>> Start Data for this exercise

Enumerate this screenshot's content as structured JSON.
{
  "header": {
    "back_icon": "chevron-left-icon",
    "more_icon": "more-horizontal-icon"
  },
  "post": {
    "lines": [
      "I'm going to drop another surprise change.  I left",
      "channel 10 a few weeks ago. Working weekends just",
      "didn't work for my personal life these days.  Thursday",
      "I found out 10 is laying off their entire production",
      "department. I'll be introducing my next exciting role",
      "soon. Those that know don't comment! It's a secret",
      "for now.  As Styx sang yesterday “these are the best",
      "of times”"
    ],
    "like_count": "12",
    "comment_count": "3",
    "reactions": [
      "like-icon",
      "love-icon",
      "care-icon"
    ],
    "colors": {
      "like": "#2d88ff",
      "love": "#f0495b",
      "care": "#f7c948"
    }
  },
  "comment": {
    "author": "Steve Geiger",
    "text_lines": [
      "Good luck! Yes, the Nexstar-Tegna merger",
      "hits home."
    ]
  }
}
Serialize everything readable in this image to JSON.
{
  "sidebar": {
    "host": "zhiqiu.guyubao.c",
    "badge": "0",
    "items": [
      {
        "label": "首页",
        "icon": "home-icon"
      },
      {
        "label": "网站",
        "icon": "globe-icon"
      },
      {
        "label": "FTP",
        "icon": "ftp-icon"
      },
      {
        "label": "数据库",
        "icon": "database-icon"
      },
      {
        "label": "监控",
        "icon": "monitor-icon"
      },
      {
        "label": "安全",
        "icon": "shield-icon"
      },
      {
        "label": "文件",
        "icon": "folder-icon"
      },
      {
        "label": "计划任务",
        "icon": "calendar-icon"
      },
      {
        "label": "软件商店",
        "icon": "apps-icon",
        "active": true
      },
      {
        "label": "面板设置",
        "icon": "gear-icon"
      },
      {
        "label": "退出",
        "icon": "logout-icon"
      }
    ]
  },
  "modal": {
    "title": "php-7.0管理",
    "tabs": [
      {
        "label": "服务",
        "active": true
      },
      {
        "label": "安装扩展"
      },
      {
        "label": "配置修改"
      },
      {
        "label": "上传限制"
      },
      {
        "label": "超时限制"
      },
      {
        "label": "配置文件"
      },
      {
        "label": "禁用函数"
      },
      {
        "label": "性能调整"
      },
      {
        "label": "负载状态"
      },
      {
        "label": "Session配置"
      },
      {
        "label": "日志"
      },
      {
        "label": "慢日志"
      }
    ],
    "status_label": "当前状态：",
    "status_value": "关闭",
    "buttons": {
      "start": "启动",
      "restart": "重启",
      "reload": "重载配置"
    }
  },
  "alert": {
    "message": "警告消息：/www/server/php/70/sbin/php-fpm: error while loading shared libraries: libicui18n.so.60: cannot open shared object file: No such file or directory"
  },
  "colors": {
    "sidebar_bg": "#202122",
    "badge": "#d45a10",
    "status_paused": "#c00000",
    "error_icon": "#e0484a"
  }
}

>> End Data for this exercise

Work to be completed: Write out every line exactly as it stands.

Written response:
Enumerate this screenshot's content as structured JSON.
{
  "header": {
    "back_icon": "chevron-left-icon",
    "more_icon": "more-horizontal-icon"
  },
  "post": {
    "lines": [
      "I'm going to drop another surprise change.  I left",
      "channel 10 a few weeks ago. Working weekends just",
      "didn't work for my personal life these days.  Thursday",
      "I found out 10 is laying off their entire production",
      "department. I'll be introducing my next exciting role",
      "soon. Those that know don't comment! It's a secret",
      "for now.  As Styx sang yesterday “these are the best",
      "of times”"
    ],
    "like_count": "12",
    "comment_count": "3",
    "reactions": [
      "like-icon",
      "love-icon",
      "care-icon"
    ],
    "colors": {
      "like": "#2d88ff",
      "love": "#f0495b",
      "care": "#f7c948"
    }
  },
  "comment": {
    "author": "Steve Geiger",
    "text_lines": [
      "Good luck! Yes, the Nexstar-Tegna merger",
      "hits home."
    ]
  }
}
Serialize everything readable in this image to JSON.
{
  "sidebar": {
    "host": "zhiqiu.guyubao.c",
    "badge": "0",
    "items": [
      {
        "label": "首页",
        "icon": "home-icon"
      },
      {
        "label": "网站",
        "icon": "globe-icon"
      },
      {
        "label": "FTP",
        "icon": "ftp-icon"
      },
      {
        "label": "数据库",
        "icon": "database-icon"
      },
      {
        "label": "监控",
        "icon": "monitor-icon"
      },
      {
        "label": "安全",
        "icon": "shield-icon"
      },
      {
        "label": "文件",
        "icon": "folder-icon"
      },
      {
        "label": "计划任务",
        "icon": "calendar-icon"
      },
      {
        "label": "软件商店",
        "icon": "apps-icon",
        "active": true
      },
      {
        "label": "面板设置",
        "icon": "gear-icon"
      },
      {
        "label": "退出",
        "icon": "logout-icon"
      }
    ]
  },
  "modal": {
    "title": "php-7.0管理",
    "tabs": [
      {
        "label": "服务",
        "active": true
      },
      {
        "label": "安装扩展"
      },
      {
        "label": "配置修改"
      },
      {
        "label": "上传限制"
      },
      {
        "label": "超时限制"
      },
      {
        "label": "配置文件"
      },
      {
        "label": "禁用函数"
      },
      {
        "label": "性能调整"
      },
      {
        "label": "负载状态"
      },
      {
        "label": "Session配置"
      },
      {
        "label": "日志"
      },
      {
        "label": "慢日志"
      }
    ],
    "status_label": "当前状态：",
    "status_value": "关闭",
    "buttons": {
      "start": "启动",
      "restart": "重启",
      "reload": "重载配置"
    }
  },
  "alert": {
    "message": "警告消息：/www/server/php/70/sbin/php-fpm: error while loading shared libraries: libicui18n.so.60: cannot open shared object file: No such file or directory"
  },
  "colors": {
    "sidebar_bg": "#202122",
    "badge": "#d45a10",
    "status_paused": "#c00000",
    "error_icon": "#e0484a"
  }
}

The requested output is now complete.